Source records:
________________________________________

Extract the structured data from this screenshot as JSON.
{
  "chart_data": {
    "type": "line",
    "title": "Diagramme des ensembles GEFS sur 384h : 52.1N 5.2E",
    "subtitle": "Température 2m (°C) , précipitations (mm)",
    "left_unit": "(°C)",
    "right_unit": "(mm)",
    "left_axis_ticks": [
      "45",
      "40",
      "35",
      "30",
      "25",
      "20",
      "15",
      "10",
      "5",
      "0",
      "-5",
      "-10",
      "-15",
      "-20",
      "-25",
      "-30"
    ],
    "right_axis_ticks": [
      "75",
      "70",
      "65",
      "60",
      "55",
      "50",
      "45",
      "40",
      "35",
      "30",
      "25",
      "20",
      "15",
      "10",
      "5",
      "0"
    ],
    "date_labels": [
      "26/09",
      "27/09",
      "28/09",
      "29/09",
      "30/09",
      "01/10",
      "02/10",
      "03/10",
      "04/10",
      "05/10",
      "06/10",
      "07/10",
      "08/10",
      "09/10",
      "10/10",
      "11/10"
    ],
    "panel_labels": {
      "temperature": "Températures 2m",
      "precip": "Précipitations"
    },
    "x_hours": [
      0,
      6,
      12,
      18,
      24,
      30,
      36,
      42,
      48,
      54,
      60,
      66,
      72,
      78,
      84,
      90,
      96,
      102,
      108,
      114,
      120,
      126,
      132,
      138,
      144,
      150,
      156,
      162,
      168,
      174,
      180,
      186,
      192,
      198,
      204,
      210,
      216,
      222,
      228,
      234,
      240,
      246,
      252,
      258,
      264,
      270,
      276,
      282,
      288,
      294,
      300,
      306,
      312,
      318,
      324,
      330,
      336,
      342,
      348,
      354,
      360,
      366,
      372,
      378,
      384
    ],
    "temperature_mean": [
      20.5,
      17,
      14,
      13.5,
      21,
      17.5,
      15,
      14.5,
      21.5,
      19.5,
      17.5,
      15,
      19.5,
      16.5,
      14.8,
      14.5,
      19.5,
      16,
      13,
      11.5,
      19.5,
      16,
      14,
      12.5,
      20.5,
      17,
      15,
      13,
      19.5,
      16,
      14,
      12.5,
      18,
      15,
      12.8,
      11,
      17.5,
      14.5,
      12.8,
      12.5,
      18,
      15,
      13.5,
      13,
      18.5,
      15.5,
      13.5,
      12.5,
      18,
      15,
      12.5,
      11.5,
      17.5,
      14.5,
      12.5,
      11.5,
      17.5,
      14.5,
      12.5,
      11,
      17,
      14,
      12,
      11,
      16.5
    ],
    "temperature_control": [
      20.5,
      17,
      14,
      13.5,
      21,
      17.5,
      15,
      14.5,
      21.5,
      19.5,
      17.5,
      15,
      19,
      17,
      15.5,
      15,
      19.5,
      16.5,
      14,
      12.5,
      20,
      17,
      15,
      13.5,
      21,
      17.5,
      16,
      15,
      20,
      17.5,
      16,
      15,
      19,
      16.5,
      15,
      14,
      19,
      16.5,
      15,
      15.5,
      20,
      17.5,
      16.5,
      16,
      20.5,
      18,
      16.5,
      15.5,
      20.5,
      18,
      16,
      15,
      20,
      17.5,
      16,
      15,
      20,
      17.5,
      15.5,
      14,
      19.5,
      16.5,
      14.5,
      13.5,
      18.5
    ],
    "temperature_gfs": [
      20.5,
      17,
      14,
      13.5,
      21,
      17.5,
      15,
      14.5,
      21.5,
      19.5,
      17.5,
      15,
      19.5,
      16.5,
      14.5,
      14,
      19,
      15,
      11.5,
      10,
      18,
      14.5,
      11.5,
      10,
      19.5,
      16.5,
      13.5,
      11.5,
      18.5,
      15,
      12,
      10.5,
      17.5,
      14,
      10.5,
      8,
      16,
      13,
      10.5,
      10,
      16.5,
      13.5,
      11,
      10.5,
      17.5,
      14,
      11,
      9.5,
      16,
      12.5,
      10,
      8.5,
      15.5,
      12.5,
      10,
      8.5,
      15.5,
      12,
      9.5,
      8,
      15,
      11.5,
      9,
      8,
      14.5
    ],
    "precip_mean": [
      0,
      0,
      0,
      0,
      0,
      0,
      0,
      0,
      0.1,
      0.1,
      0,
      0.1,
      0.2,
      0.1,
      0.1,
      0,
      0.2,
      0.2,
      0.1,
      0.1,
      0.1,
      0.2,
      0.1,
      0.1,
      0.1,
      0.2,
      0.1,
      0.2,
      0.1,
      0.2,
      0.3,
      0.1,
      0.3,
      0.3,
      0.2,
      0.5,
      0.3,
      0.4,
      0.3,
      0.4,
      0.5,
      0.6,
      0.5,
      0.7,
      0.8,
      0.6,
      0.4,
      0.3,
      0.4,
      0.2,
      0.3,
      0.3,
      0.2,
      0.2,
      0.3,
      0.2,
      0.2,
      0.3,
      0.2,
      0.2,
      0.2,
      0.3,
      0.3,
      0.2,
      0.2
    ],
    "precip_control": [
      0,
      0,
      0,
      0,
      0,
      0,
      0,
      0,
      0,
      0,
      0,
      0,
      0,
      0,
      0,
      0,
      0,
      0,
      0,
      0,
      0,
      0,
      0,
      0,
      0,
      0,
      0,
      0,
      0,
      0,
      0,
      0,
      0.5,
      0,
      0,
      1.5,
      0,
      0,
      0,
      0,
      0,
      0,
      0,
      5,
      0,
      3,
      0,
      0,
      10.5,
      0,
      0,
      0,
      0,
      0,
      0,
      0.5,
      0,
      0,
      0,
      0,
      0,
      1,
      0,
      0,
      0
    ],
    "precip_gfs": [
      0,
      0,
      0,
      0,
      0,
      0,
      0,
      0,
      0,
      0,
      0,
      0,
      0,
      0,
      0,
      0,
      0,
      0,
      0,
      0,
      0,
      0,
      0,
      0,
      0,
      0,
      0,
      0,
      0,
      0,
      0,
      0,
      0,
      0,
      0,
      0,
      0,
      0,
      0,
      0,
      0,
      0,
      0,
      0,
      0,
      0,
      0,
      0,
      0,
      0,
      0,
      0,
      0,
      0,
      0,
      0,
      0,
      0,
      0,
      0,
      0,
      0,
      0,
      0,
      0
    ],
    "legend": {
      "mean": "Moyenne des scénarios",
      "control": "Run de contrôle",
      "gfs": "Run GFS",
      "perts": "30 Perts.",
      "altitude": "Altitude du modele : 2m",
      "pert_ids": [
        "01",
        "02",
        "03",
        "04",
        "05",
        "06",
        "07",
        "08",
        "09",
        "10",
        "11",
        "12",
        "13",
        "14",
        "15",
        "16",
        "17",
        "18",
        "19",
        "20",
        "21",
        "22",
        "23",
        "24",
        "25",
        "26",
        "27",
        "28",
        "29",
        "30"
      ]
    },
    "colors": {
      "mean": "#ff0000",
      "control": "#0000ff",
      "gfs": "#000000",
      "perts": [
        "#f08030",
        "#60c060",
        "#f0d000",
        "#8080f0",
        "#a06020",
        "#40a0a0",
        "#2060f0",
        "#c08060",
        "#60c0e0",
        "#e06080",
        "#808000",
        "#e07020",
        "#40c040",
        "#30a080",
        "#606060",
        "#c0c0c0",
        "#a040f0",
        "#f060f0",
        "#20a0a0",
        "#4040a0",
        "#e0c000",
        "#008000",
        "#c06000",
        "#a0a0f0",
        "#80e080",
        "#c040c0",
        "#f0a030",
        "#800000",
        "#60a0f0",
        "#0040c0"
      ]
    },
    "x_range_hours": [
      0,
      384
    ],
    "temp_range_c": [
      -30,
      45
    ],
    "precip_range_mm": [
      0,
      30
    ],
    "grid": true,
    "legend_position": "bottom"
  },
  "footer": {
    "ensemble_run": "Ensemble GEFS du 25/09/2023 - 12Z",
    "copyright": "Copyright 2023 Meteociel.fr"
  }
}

________________________________________

__What to produce__: Print all of the entries exactly as they appear.

__Problem solution__:
Extract the structured data from this screenshot as JSON.
{
  "chart_data": {
    "type": "line",
    "title": "Diagramme des ensembles GEFS sur 384h : 52.1N 5.2E",
    "subtitle": "Température 2m (°C) , précipitations (mm)",
    "left_unit": "(°C)",
    "right_unit": "(mm)",
    "left_axis_ticks": [
      "45",
      "40",
      "35",
      "30",
      "25",
      "20",
      "15",
      "10",
      "5",
      "0",
      "-5",
      "-10",
      "-15",
      "-20",
      "-25",
      "-30"
    ],
    "right_axis_ticks": [
      "75",
      "70",
      "65",
      "60",
      "55",
      "50",
      "45",
      "40",
      "35",
      "30",
      "25",
      "20",
      "15",
      "10",
      "5",
      "0"
    ],
    "date_labels": [
      "26/09",
      "27/09",
      "28/09",
      "29/09",
      "30/09",
      "01/10",
      "02/10",
      "03/10",
      "04/10",
      "05/10",
      "06/10",
      "07/10",
      "08/10",
      "09/10",
      "10/10",
      "11/10"
    ],
    "panel_labels": {
      "temperature": "Températures 2m",
      "precip": "Précipitations"
    },
    "x_hours": [
      0,
      6,
      12,
      18,
      24,
      30,
      36,
      42,
      48,
      54,
      60,
      66,
      72,
      78,
      84,
      90,
      96,
      102,
      108,
      114,
      120,
      126,
      132,
      138,
      144,
      150,
      156,
      162,
      168,
      174,
      180,
      186,
      192,
      198,
      204,
      210,
      216,
      222,
      228,
      234,
      240,
      246,
      252,
      258,
      264,
      270,
      276,
      282,
      288,
      294,
      300,
      306,
      312,
      318,
      324,
      330,
      336,
      342,
      348,
      354,
      360,
      366,
      372,
      378,
      384
    ],
    "temperature_mean": [
      20.5,
      17,
      14,
      13.5,
      21,
      17.5,
      15,
      14.5,
      21.5,
      19.5,
      17.5,
      15,
      19.5,
      16.5,
      14.8,
      14.5,
      19.5,
      16,
      13,
      11.5,
      19.5,
      16,
      14,
      12.5,
      20.5,
      17,
      15,
      13,
      19.5,
      16,
      14,
      12.5,
      18,
      15,
      12.8,
      11,
      17.5,
      14.5,
      12.8,
      12.5,
      18,
      15,
      13.5,
      13,
      18.5,
      15.5,
      13.5,
      12.5,
      18,
      15,
      12.5,
      11.5,
      17.5,
      14.5,
      12.5,
      11.5,
      17.5,
      14.5,
      12.5,
      11,
      17,
      14,
      12,
      11,
      16.5
    ],
    "temperature_control": [
      20.5,
      17,
      14,
      13.5,
      21,
      17.5,
      15,
      14.5,
      21.5,
      19.5,
      17.5,
      15,
      19,
      17,
      15.5,
      15,
      19.5,
      16.5,
      14,
      12.5,
      20,
      17,
      15,
      13.5,
      21,
      17.5,
      16,
      15,
      20,
      17.5,
      16,
      15,
      19,
      16.5,
      15,
      14,
      19,
      16.5,
      15,
      15.5,
      20,
      17.5,
      16.5,
      16,
      20.5,
      18,
      16.5,
      15.5,
      20.5,
      18,
      16,
      15,
      20,
      17.5,
      16,
      15,
      20,
      17.5,
      15.5,
      14,
      19.5,
      16.5,
      14.5,
      13.5,
      18.5
    ],
    "temperature_gfs": [
      20.5,
      17,
      14,
      13.5,
      21,
      17.5,
      15,
      14.5,
      21.5,
      19.5,
      17.5,
      15,
      19.5,
      16.5,
      14.5,
      14,
      19,
      15,
      11.5,
      10,
      18,
      14.5,
      11.5,
      10,
      19.5,
      16.5,
      13.5,
      11.5,
      18.5,
      15,
      12,
      10.5,
      17.5,
      14,
      10.5,
      8,
      16,
      13,
      10.5,
      10,
      16.5,
      13.5,
      11,
      10.5,
      17.5,
      14,
      11,
      9.5,
      16,
      12.5,
      10,
      8.5,
      15.5,
      12.5,
      10,
      8.5,
      15.5,
      12,
      9.5,
      8,
      15,
      11.5,
      9,
      8,
      14.5
    ],
    "precip_mean": [
      0,
      0,
      0,
      0,
      0,
      0,
      0,
      0,
      0.1,
      0.1,
      0,
      0.1,
      0.2,
      0.1,
      0.1,
      0,
      0.2,
      0.2,
      0.1,
      0.1,
      0.1,
      0.2,
      0.1,
      0.1,
      0.1,
      0.2,
      0.1,
      0.2,
      0.1,
      0.2,
      0.3,
      0.1,
      0.3,
      0.3,
      0.2,
      0.5,
      0.3,
      0.4,
      0.3,
      0.4,
      0.5,
      0.6,
      0.5,
      0.7,
      0.8,
      0.6,
      0.4,
      0.3,
      0.4,
      0.2,
      0.3,
      0.3,
      0.2,
      0.2,
      0.3,
      0.2,
      0.2,
      0.3,
      0.2,
      0.2,
      0.2,
      0.3,
      0.3,
      0.2,
      0.2
    ],
    "precip_control": [
      0,
      0,
      0,
      0,
      0,
      0,
      0,
      0,
      0,
      0,
      0,
      0,
      0,
      0,
      0,
      0,
      0,
      0,
      0,
      0,
      0,
      0,
      0,
      0,
      0,
      0,
      0,
      0,
      0,
      0,
      0,
      0,
      0.5,
      0,
      0,
      1.5,
      0,
      0,
      0,
      0,
      0,
      0,
      0,
      5,
      0,
      3,
      0,
      0,
      10.5,
      0,
      0,
      0,
      0,
      0,
      0,
      0.5,
      0,
      0,
      0,
      0,
      0,
      1,
      0,
      0,
      0
    ],
    "precip_gfs": [
      0,
      0,
      0,
      0,
      0,
      0,
      0,
      0,
      0,
      0,
      0,
      0,
      0,
      0,
      0,
      0,
      0,
      0,
      0,
      0,
      0,
      0,
      0,
      0,
      0,
      0,
      0,
      0,
      0,
      0,
      0,
      0,
      0,
      0,
      0,
      0,
      0,
      0,
      0,
      0,
      0,
      0,
      0,
      0,
      0,
      0,
      0,
      0,
      0,
      0,
      0,
      0,
      0,
      0,
      0,
      0,
      0,
      0,
      0,
      0,
      0,
      0,
      0,
      0,
      0
    ],
    "legend": {
      "mean": "Moyenne des scénarios",
      "control": "Run de contrôle",
      "gfs": "Run GFS",
      "perts": "30 Perts.",
      "altitude": "Altitude du modele : 2m",
      "pert_ids": [
        "01",
        "02",
        "03",
        "04",
        "05",
        "06",
        "07",
        "08",
        "09",
        "10",
        "11",
        "12",
        "13",
        "14",
        "15",
        "16",
        "17",
        "18",
        "19",
        "20",
        "21",
        "22",
        "23",
        "24",
        "25",
        "26",
        "27",
        "28",
        "29",
        "30"
      ]
    },
    "colors": {
      "mean": "#ff0000",
      "control": "#0000ff",
      "gfs": "#000000",
      "perts": [
        "#f08030",
        "#60c060",
        "#f0d000",
        "#8080f0",
        "#a06020",
        "#40a0a0",
        "#2060f0",
        "#c08060",
        "#60c0e0",
        "#e06080",
        "#808000",
        "#e07020",
        "#40c040",
        "#30a080",
        "#606060",
        "#c0c0c0",
        "#a040f0",
        "#f060f0",
        "#20a0a0",
        "#4040a0",
        "#e0c000",
        "#008000",
        "#c06000",
        "#a0a0f0",
        "#80e080",
        "#c040c0",
        "#f0a030",
        "#800000",
        "#60a0f0",
        "#0040c0"
      ]
    },
    "x_range_hours": [
      0,
      384
    ],
    "temp_range_c": [
      -30,
      45
    ],
    "precip_range_mm": [
      0,
      30
    ],
    "grid": true,
    "legend_position": "bottom"
  },
  "footer": {
    "ensemble_run": "Ensemble GEFS du 25/09/2023 - 12Z",
    "copyright": "Copyright 2023 Meteociel.fr"
  }
}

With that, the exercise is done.